[Prompt 1] From the Dan Brodbeck article, output the stretch from "Throughout the 1990s" through "and recording engineer." word for word.
[Prompt 2] In the Dan Brodbeck article, turn the paragraph that begins "Throughout the 1990s Brodbeck owned" into a shorter bulleted list that keeps its main facts.

### Source document

= Dan Brodbeck =

Canadian record producer, recording engineer/mixer and professor

Dan Brodbeck is a Canadian record producer, recording engineer/mixer and recording engineering professor based in London, Ontario.

==Production and engineering career==

Throughout the 1990s Brodbeck owned dB Recording Studios in London, Ontario. During that time he worked with various artists including The Gandharvas, Brian Vollmer and Garnet Rogers. In 2000, he became a partner at EMAC Recording Studios where he worked with artists such as Headstrong, Helix, Gord Prior, The Salads, Clockwise, Ana Lovelis, Landon Pigg. In 2003, he worked on the debut solo album Are You Listening by Dolores O'Riordan of The Cranberries. He produced the self-titled debut album of Raven Quinn and Ivory Hours's Morning Light in 2015. He also co-produced Preservation America by Industry. In 2017 he co-produced, engineered and mixed Ivory Hours' Dreamworld as well as Texas King's Circles. He has had contributions to three Cranberries albums (Roses, Something Else and In The End) as a musician and recording engineer.

######
### Listed entries

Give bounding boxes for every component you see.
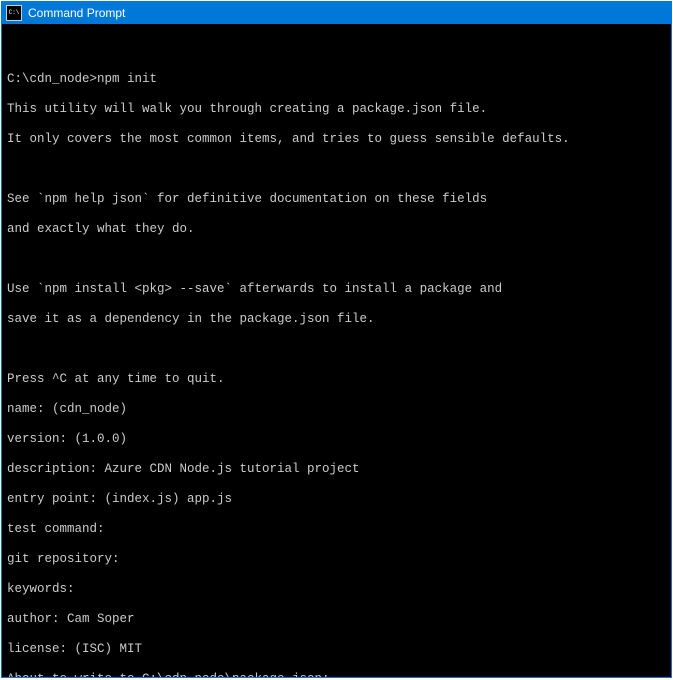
cmd-icon: [6, 5, 22, 21]
console-line: It only covers the most common items, an…: [7, 132, 666, 147]
titlebar[interactable]: Command Prompt: [2, 2, 671, 24]
console-line: save it as a dependency in the package.j…: [7, 312, 666, 327]
console-line: Press ^C at any time to quit.: [7, 372, 666, 387]
console-line: keywords:: [7, 582, 666, 597]
console-line: This utility will walk you through creat…: [7, 102, 666, 117]
console-line: Use `npm install <pkg> --save` afterward…: [7, 282, 666, 297]
console-line: description: Azure CDN Node.js tutorial …: [7, 462, 666, 477]
console-line: and exactly what they do.: [7, 222, 666, 237]
console-line: git repository:: [7, 552, 666, 567]
window-title: Command Prompt: [28, 6, 125, 20]
console-line: test command:: [7, 522, 666, 537]
console-line: See `npm help json` for definitive docum…: [7, 192, 666, 207]
console-line: version: (1.0.0): [7, 432, 666, 447]
console-line: license: (ISC) MIT: [7, 642, 666, 657]
console-line: C:\cdn_node>npm init: [7, 72, 666, 87]
console-line: name: (cdn_node): [7, 402, 666, 417]
console-line: author: Cam Soper: [7, 612, 666, 627]
console-output[interactable]: C:\cdn_node>npm init This utility will w…: [2, 24, 671, 677]
command-prompt-window: Command Prompt C:\cdn_node>npm init This…: [1, 1, 672, 678]
console-line: entry point: (index.js) app.js: [7, 492, 666, 507]
console-line: About to write to C:\cdn_node\package.js…: [7, 672, 666, 677]
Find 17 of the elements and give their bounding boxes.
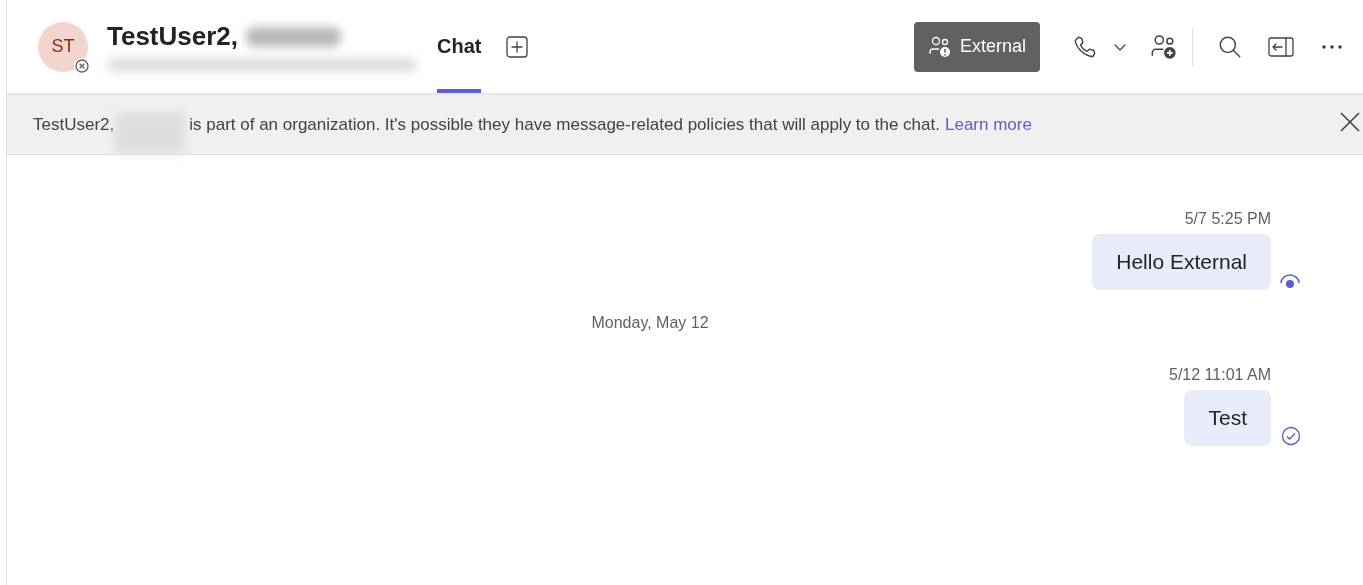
chat-title: TestUser2, [107,21,239,52]
message-time: 5/12 11:01 AM [1169,366,1271,384]
side-panel-button[interactable] [1267,34,1295,59]
more-options-button[interactable] [1321,43,1343,50]
message-bubble: Hello External [1092,234,1271,290]
avatar-initials: ST [51,36,75,57]
message-bubble: Test [1184,390,1271,446]
add-tab-button[interactable] [505,34,530,59]
external-button[interactable]: External [913,21,1040,72]
add-people-button[interactable] [1150,32,1178,61]
banner-text: is part of an organization. It's possible they have message-related policies that will apply to the chat. [189,114,940,135]
people-alert-icon [927,34,952,59]
banner-text: TestUser2, [33,114,115,135]
message-time: 5/7 5:25 PM [1184,210,1271,228]
learn-more-link[interactable]: Learn more [944,114,1032,135]
date-divider: Monday, May 12 [591,314,709,332]
blocked-status-icon [74,57,90,74]
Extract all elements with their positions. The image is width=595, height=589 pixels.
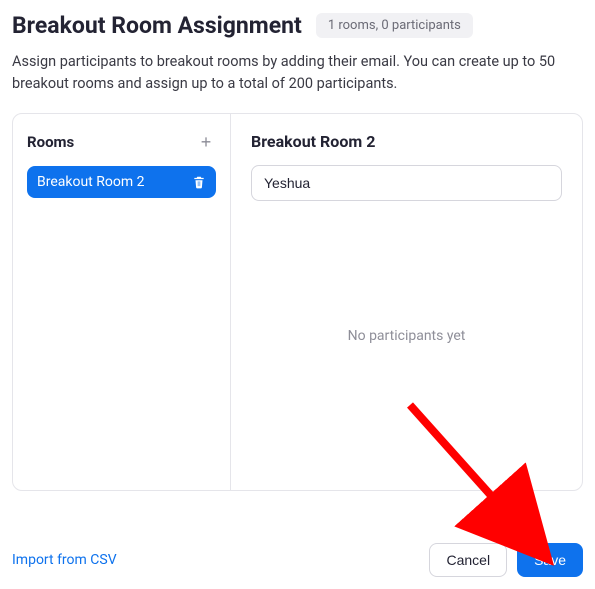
- room-item[interactable]: Breakout Room 2: [27, 166, 216, 198]
- page-title: Breakout Room Assignment: [12, 12, 302, 39]
- rooms-sidebar: Rooms + Breakout Room 2: [13, 114, 231, 490]
- footer: Import from CSV Cancel Save: [12, 543, 583, 577]
- import-csv-link[interactable]: Import from CSV: [12, 552, 117, 568]
- status-badge: 1 rooms, 0 participants: [316, 13, 473, 38]
- empty-state: No participants yet: [251, 201, 562, 472]
- plus-icon: +: [201, 132, 212, 152]
- rooms-heading: Rooms: [27, 133, 74, 151]
- cancel-button[interactable]: Cancel: [429, 543, 507, 577]
- participant-input[interactable]: [251, 165, 562, 201]
- assignment-panel: Rooms + Breakout Room 2 Breakout Room 2 …: [12, 113, 583, 491]
- empty-state-text: No participants yet: [348, 328, 466, 344]
- save-button[interactable]: Save: [517, 543, 583, 577]
- room-detail-title: Breakout Room 2: [251, 132, 562, 151]
- description-text: Assign participants to breakout rooms by…: [12, 51, 583, 95]
- delete-room-button[interactable]: [192, 175, 206, 189]
- trash-icon: [192, 175, 206, 189]
- room-detail: Breakout Room 2 No participants yet: [231, 114, 582, 490]
- add-room-button[interactable]: +: [196, 132, 216, 152]
- room-item-label: Breakout Room 2: [37, 174, 144, 190]
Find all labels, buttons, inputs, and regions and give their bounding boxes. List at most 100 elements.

######

[Correct output 1]
Throughout the 1990s Brodbeck owned dB Recording Studios in London, Ontario. During that time he worked with various artists including The Gandharvas, Brian Vollmer and Garnet Rogers. In 2000, he became a partner at EMAC Recording Studios where he worked with artists such as Headstrong, Helix, Gord Prior, The Salads, Clockwise, Ana Lovelis, Landon Pigg. In 2003, he worked on the debut solo album Are You Listening by Dolores O'Riordan of The Cranberries. He produced the self-titled debut album of Raven Quinn and Ivory Hours's Morning Light in 2015. He also co-produced Preservation America by Industry. In 2017 he co-produced, engineered and mixed Ivory Hours' Dreamworld as well as Texas King's Circles. He has had contributions to three Cranberries albums (Roses, Something Else and In The End) as a musician and recording engineer.

[Correct output 2]
- 1990s: owned dB Recording Studios in London, Ontario, and worked with The Gandharvas, Brian Vollmer and Garnet Rogers.
- 2000: became a partner at EMAC Recording Studios and worked with artists such as Headstrong, Helix, Gord Prior, The Salads, Clockwise, Ana Lovelis and Landon Pigg.
- 2003: worked on Are You Listening, the debut solo album by Dolores O'Riordan of The Cranberries.
- Produced Raven Quinn's self-titled debut album and Ivory Hours' Morning Light in 2015.
- Co-produced Preservation America by Industry.
- 2017: co-produced, engineered and mixed Ivory Hours' Dreamworld and Texas King's Circles.
- Contributed as a musician and recording engineer to three Cranberries albums: Roses, Something Else and In The End.